● Task to complete:
Reproduce the data in full, exactly as it appears.

--- Given information Enclosed Below ---

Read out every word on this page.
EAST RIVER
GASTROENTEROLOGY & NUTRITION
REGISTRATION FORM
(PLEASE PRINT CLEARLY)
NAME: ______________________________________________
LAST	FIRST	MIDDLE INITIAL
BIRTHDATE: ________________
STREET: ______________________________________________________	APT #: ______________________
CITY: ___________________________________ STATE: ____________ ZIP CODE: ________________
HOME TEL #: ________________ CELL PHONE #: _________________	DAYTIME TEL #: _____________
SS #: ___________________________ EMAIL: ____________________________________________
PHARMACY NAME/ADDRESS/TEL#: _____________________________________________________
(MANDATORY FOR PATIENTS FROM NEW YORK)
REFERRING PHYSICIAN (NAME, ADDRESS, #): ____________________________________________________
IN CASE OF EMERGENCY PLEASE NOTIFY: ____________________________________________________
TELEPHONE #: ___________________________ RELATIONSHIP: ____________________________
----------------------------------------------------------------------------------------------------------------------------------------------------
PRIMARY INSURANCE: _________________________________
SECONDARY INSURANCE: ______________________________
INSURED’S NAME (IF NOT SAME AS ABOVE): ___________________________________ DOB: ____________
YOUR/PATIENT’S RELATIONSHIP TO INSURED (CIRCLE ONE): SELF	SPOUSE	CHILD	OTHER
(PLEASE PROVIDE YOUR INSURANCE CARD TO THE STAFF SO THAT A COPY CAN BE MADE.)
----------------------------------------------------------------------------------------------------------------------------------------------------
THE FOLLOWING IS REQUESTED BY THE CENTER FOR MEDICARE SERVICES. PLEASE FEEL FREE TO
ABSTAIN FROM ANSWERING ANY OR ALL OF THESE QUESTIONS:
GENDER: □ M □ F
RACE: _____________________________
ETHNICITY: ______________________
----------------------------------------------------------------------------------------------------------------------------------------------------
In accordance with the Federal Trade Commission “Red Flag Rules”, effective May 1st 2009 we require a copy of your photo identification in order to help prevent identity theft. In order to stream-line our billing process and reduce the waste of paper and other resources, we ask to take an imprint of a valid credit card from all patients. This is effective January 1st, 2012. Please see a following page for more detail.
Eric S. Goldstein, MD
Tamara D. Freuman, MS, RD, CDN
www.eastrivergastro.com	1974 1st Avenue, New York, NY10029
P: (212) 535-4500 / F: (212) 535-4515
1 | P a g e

--- End of Enclosed Given information ---

● Answer section:
Read out every word on this page.
EAST RIVER
GASTROENTEROLOGY & NUTRITION
REGISTRATION FORM
(PLEASE PRINT CLEARLY)
NAME: ______________________________________________
LAST	FIRST	MIDDLE INITIAL
BIRTHDATE: ________________
STREET: ______________________________________________________	APT #: ______________________
CITY: ___________________________________ STATE: ____________ ZIP CODE: ________________
HOME TEL #: ________________ CELL PHONE #: _________________	DAYTIME TEL #: _____________
SS #: ___________________________ EMAIL: ____________________________________________
PHARMACY NAME/ADDRESS/TEL#: _____________________________________________________
(MANDATORY FOR PATIENTS FROM NEW YORK)
REFERRING PHYSICIAN (NAME, ADDRESS, #): ____________________________________________________
IN CASE OF EMERGENCY PLEASE NOTIFY: ____________________________________________________
TELEPHONE #: ___________________________ RELATIONSHIP: ____________________________
----------------------------------------------------------------------------------------------------------------------------------------------------
PRIMARY INSURANCE: _________________________________
SECONDARY INSURANCE: ______________________________
INSURED’S NAME (IF NOT SAME AS ABOVE): ___________________________________ DOB: ____________
YOUR/PATIENT’S RELATIONSHIP TO INSURED (CIRCLE ONE): SELF	SPOUSE	CHILD	OTHER
(PLEASE PROVIDE YOUR INSURANCE CARD TO THE STAFF SO THAT A COPY CAN BE MADE.)
----------------------------------------------------------------------------------------------------------------------------------------------------
THE FOLLOWING IS REQUESTED BY THE CENTER FOR MEDICARE SERVICES. PLEASE FEEL FREE TO
ABSTAIN FROM ANSWERING ANY OR ALL OF THESE QUESTIONS:
GENDER: □ M □ F
RACE: _____________________________
ETHNICITY: ______________________
----------------------------------------------------------------------------------------------------------------------------------------------------
In accordance with the Federal Trade Commission “Red Flag Rules”, effective May 1st 2009 we require a copy of your photo identification in order to help prevent identity theft. In order to stream-line our billing process and reduce the waste of paper and other resources, we ask to take an imprint of a valid credit card from all patients. This is effective January 1st, 2012. Please see a following page for more detail.
Eric S. Goldstein, MD
Tamara D. Freuman, MS, RD, CDN
www.eastrivergastro.com	1974 1st Avenue, New York, NY10029
P: (212) 535-4500 / F: (212) 535-4515
1 | P a g e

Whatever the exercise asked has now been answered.